■ **WHAT IS BEING ASKED**:
Scan the following material for the string "werden" and copy each line in which it appears.

╔══

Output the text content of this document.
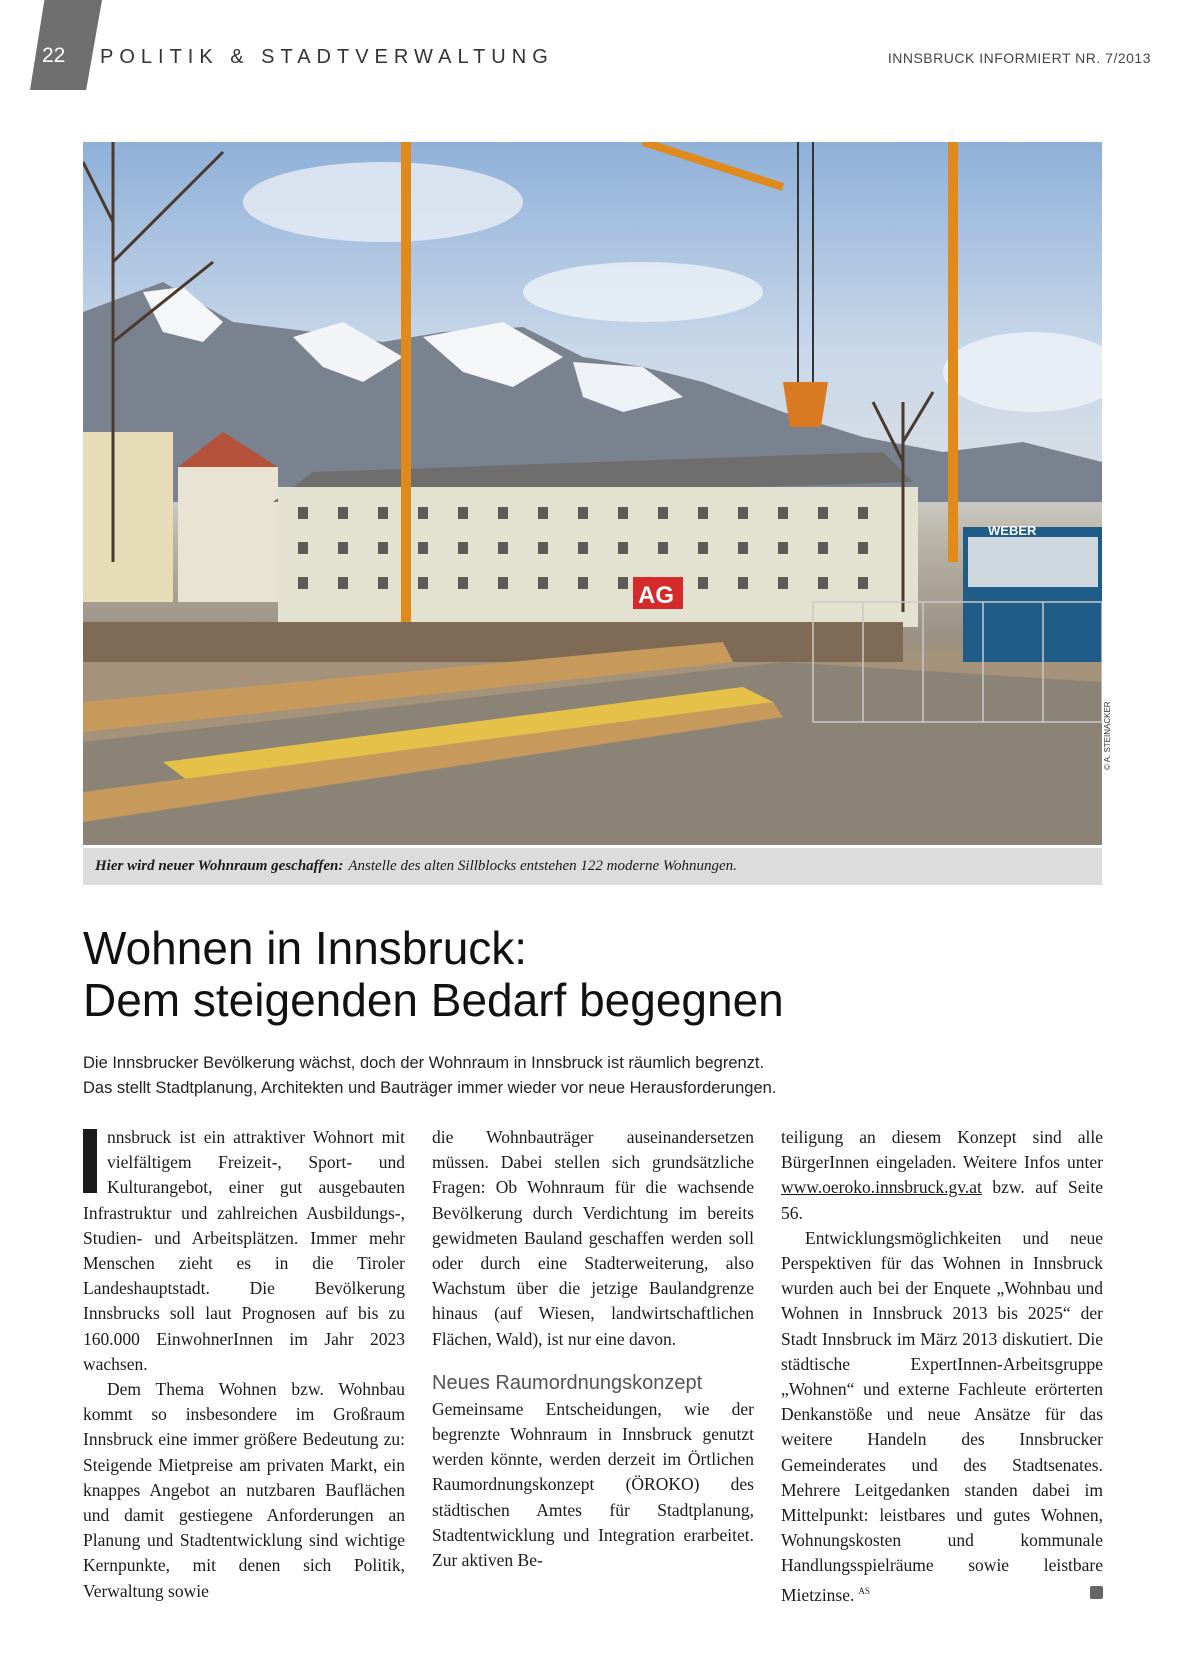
22 POLITIK & STADTVERWALTUNG	INNSBRUCK INFORMIERT NR. 7/2013
AG
WEBER
© A. STEINACKER
Hier wird neuer Wohnraum geschaffen: Anstelle des alten Sillblocks entstehen 122 moderne Wohnungen.
Wohnen in Innsbruck:
Dem steigenden Bedarf begegnen
Die Innsbrucker Bevölkerung wächst, doch der Wohnraum in Innsbruck ist räumlich begrenzt.
Das stellt Stadtplanung, Architekten und Bauträger immer wieder vor neue Herausforderungen.

nnsbruck ist ein attraktiver Wohnort mit vielfältigem Freizeit-, Sport- und Kulturangebot, einer gut ausgebauten Infrastruktur und zahlreichen Ausbildungs-, Studien- und Arbeitsplätzen. Immer mehr Menschen zieht es in die Tiroler Landeshauptstadt. Die Bevölkerung Innsbrucks soll laut Prognosen auf bis zu 160.000 EinwohnerInnen im Jahr 2023 wachsen.

Dem Thema Wohnen bzw. Wohnbau kommt so insbesondere im Großraum Innsbruck eine immer größere Bedeutung zu: Steigende Mietpreise am privaten Markt, ein knappes Angebot an nutzbaren Bauflächen und damit gestiegene Anforderungen an Planung und Stadtentwicklung sind wichtige Kernpunkte, mit denen sich Politik, Verwaltung sowie

die Wohnbauträger auseinandersetzen müssen. Dabei stellen sich grundsätzliche Fragen: Ob Wohnraum für die wachsende Bevölkerung durch Verdichtung im bereits gewidmeten Bauland geschaffen werden soll oder durch eine Stadterweiterung, also Wachstum über die jetzige Baulandgrenze hinaus (auf Wiesen, landwirtschaftlichen Flächen, Wald), ist nur eine davon.

Neues Raumordnungskonzept

Gemeinsame Entscheidungen, wie der begrenzte Wohnraum in Innsbruck genutzt werden könnte, werden derzeit im Örtlichen Raumordnungskonzept (ÖROKO) des städtischen Amtes für Stadtplanung, Stadtentwicklung und Integration erarbeitet. Zur aktiven Be-

teiligung an diesem Konzept sind alle BürgerInnen eingeladen. Weitere Infos unter www.oeroko.innsbruck.gv.at bzw. auf Seite 56.

Entwicklungsmöglichkeiten und neue Perspektiven für das Wohnen in Innsbruck wurden auch bei der Enquete „Wohnbau und Wohnen in Innsbruck 2013 bis 2025“ der Stadt Innsbruck im März 2013 diskutiert. Die städtische ExpertInnen-Arbeitsgruppe „Wohnen“ und externe Fachleute erörterten Denkanstöße und neue Ansätze für das weitere Handeln des Innsbrucker Gemeinderates und des Stadtsenates. Mehrere Leitgedanken standen dabei im Mittelpunkt: leistbares und gutes Wohnen, Wohnungskosten und kommunale Handlungsspielräume sowie leistbare Mietzinse. $^{AS}$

╚══

■ **PROBLEM SOLUTION**:
die Wohnbauträger auseinandersetzen müssen. Dabei stellen sich grundsätzliche Fragen: Ob Wohnraum für die wachsende Bevölkerung durch Verdichtung im bereits gewidmeten Bauland geschaffen werden soll oder durch eine Stadterweiterung, also Wachstum über die jetzige Baulandgrenze hinaus (auf Wiesen, landwirtschaftlichen Flächen, Wald), ist nur eine davon.
Gemeinsame Entscheidungen, wie der begrenzte Wohnraum in Innsbruck genutzt werden könnte, werden derzeit im Örtlichen Raumordnungskonzept (ÖROKO) des städtischen Amtes für Stadtplanung, Stadtentwicklung und Integration erarbeitet. Zur aktiven Be-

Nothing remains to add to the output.